**Provided entries:**
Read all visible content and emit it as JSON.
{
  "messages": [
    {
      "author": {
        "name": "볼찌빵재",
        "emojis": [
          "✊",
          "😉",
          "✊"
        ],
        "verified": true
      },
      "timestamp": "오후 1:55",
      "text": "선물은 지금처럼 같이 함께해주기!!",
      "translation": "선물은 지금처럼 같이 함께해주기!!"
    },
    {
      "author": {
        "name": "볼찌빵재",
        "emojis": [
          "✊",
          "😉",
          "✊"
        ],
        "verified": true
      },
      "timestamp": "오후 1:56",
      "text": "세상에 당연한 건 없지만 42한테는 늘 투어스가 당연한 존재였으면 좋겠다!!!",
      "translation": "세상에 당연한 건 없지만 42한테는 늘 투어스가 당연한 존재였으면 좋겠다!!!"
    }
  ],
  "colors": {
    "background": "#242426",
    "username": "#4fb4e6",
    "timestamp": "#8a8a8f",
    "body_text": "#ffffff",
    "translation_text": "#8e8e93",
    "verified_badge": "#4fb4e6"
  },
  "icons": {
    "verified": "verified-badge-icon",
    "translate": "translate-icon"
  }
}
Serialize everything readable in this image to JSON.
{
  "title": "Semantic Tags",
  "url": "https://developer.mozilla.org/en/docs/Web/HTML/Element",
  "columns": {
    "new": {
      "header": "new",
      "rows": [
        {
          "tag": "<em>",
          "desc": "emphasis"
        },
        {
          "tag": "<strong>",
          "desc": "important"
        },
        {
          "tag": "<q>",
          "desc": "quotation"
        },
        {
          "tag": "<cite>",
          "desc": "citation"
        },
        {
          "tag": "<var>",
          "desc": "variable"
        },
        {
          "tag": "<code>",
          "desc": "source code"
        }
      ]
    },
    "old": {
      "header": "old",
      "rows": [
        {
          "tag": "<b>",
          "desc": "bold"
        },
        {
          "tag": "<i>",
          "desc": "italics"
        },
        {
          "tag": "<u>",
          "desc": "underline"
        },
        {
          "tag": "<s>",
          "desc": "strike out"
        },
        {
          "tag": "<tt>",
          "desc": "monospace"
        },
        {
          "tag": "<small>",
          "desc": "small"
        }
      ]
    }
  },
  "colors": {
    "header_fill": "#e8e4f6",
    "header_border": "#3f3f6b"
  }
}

**Instruction:** Write out every line of the data that holds the word "투어스가".

**Solved exercise:**
      "text": "세상에 당연한 건 없지만 42한테는 늘 투어스가 당연한 존재였으면 좋겠다!!!",
      "translation": "세상에 당연한 건 없지만 42한테는 늘 투어스가 당연한 존재였으면 좋겠다!!!"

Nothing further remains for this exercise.